> GIVEN RECORDS:
----------------------------------------

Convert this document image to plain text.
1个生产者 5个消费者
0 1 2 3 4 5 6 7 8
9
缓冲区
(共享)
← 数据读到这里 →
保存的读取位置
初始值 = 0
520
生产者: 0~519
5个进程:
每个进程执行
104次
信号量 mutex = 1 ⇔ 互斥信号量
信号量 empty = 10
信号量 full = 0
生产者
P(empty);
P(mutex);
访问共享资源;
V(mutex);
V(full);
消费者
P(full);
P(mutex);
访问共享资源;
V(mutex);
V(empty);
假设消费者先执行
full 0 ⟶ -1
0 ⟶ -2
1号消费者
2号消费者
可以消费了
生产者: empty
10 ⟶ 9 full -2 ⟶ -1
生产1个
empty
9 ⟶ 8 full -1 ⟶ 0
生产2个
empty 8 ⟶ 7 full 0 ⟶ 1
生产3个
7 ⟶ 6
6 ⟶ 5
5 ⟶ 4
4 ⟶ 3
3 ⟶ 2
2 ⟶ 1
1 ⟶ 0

----------------------------------------

> DO THIS: Please output every record, keeping each line exact.

> ANSWER FOR THE TASK:
Convert this document image to plain text.
1个生产者 5个消费者
0 1 2 3 4 5 6 7 8
9
缓冲区
(共享)
← 数据读到这里 →
保存的读取位置
初始值 = 0
520
生产者: 0~519
5个进程:
每个进程执行
104次
信号量 mutex = 1 ⇔ 互斥信号量
信号量 empty = 10
信号量 full = 0
生产者
P(empty);
P(mutex);
访问共享资源;
V(mutex);
V(full);
消费者
P(full);
P(mutex);
访问共享资源;
V(mutex);
V(empty);
假设消费者先执行
full 0 ⟶ -1
0 ⟶ -2
1号消费者
2号消费者
可以消费了
生产者: empty
10 ⟶ 9 full -2 ⟶ -1
生产1个
empty
9 ⟶ 8 full -1 ⟶ 0
生产2个
empty 8 ⟶ 7 full 0 ⟶ 1
生产3个
7 ⟶ 6
6 ⟶ 5
5 ⟶ 4
4 ⟶ 3
3 ⟶ 2
2 ⟶ 1
1 ⟶ 0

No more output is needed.